What this task involves:
Print every record below exactly as written.

Data shown:
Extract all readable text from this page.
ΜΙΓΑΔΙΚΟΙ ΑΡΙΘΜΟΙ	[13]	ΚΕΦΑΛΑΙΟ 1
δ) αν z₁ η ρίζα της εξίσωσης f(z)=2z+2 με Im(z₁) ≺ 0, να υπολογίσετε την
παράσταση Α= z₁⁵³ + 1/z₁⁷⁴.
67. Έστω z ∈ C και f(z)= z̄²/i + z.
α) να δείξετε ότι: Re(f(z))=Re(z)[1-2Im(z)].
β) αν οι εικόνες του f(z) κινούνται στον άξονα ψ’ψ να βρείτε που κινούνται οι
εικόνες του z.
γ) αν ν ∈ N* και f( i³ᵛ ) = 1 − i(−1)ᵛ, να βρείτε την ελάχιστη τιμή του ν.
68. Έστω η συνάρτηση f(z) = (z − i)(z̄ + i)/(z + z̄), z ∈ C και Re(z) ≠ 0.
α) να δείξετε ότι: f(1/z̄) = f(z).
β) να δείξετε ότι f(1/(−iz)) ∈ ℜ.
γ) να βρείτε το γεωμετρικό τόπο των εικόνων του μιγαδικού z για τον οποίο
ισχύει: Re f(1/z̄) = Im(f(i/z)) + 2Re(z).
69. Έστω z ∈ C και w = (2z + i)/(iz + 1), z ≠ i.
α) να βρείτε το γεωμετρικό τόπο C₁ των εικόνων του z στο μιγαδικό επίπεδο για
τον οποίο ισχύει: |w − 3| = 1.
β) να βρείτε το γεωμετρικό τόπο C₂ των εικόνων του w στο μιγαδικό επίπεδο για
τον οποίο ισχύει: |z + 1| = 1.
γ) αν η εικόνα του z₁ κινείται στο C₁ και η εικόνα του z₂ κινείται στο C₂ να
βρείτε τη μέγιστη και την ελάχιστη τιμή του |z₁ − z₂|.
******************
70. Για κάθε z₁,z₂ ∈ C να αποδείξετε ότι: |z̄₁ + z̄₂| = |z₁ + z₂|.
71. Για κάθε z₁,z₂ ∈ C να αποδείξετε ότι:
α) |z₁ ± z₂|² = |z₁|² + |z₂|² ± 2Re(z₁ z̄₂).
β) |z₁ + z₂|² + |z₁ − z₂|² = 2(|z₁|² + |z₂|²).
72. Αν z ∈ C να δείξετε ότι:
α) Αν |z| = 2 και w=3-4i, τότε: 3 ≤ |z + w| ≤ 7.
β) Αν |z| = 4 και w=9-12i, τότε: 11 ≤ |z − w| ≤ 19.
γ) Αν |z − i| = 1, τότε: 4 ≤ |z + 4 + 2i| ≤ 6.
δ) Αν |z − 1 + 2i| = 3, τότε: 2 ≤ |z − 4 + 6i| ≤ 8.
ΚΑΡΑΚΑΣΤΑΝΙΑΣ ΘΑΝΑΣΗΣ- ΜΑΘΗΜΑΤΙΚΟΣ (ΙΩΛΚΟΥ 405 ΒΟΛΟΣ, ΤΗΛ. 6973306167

Correct output:
Extract all readable text from this page.
ΜΙΓΑΔΙΚΟΙ ΑΡΙΘΜΟΙ	[13]	ΚΕΦΑΛΑΙΟ 1
δ) αν z₁ η ρίζα της εξίσωσης f(z)=2z+2 με Im(z₁) ≺ 0, να υπολογίσετε την
παράσταση Α= z₁⁵³ + 1/z₁⁷⁴.
67. Έστω z ∈ C και f(z)= z̄²/i + z.
α) να δείξετε ότι: Re(f(z))=Re(z)[1-2Im(z)].
β) αν οι εικόνες του f(z) κινούνται στον άξονα ψ’ψ να βρείτε που κινούνται οι
εικόνες του z.
γ) αν ν ∈ N* και f( i³ᵛ ) = 1 − i(−1)ᵛ, να βρείτε την ελάχιστη τιμή του ν.
68. Έστω η συνάρτηση f(z) = (z − i)(z̄ + i)/(z + z̄), z ∈ C και Re(z) ≠ 0.
α) να δείξετε ότι: f(1/z̄) = f(z).
β) να δείξετε ότι f(1/(−iz)) ∈ ℜ.
γ) να βρείτε το γεωμετρικό τόπο των εικόνων του μιγαδικού z για τον οποίο
ισχύει: Re f(1/z̄) = Im(f(i/z)) + 2Re(z).
69. Έστω z ∈ C και w = (2z + i)/(iz + 1), z ≠ i.
α) να βρείτε το γεωμετρικό τόπο C₁ των εικόνων του z στο μιγαδικό επίπεδο για
τον οποίο ισχύει: |w − 3| = 1.
β) να βρείτε το γεωμετρικό τόπο C₂ των εικόνων του w στο μιγαδικό επίπεδο για
τον οποίο ισχύει: |z + 1| = 1.
γ) αν η εικόνα του z₁ κινείται στο C₁ και η εικόνα του z₂ κινείται στο C₂ να
βρείτε τη μέγιστη και την ελάχιστη τιμή του |z₁ − z₂|.
******************
70. Για κάθε z₁,z₂ ∈ C να αποδείξετε ότι: |z̄₁ + z̄₂| = |z₁ + z₂|.
71. Για κάθε z₁,z₂ ∈ C να αποδείξετε ότι:
α) |z₁ ± z₂|² = |z₁|² + |z₂|² ± 2Re(z₁ z̄₂).
β) |z₁ + z₂|² + |z₁ − z₂|² = 2(|z₁|² + |z₂|²).
72. Αν z ∈ C να δείξετε ότι:
α) Αν |z| = 2 και w=3-4i, τότε: 3 ≤ |z + w| ≤ 7.
β) Αν |z| = 4 και w=9-12i, τότε: 11 ≤ |z − w| ≤ 19.
γ) Αν |z − i| = 1, τότε: 4 ≤ |z + 4 + 2i| ≤ 6.
δ) Αν |z − 1 + 2i| = 3, τότε: 2 ≤ |z − 4 + 6i| ≤ 8.
ΚΑΡΑΚΑΣΤΑΝΙΑΣ ΘΑΝΑΣΗΣ- ΜΑΘΗΜΑΤΙΚΟΣ (ΙΩΛΚΟΥ 405 ΒΟΛΟΣ, ΤΗΛ. 6973306167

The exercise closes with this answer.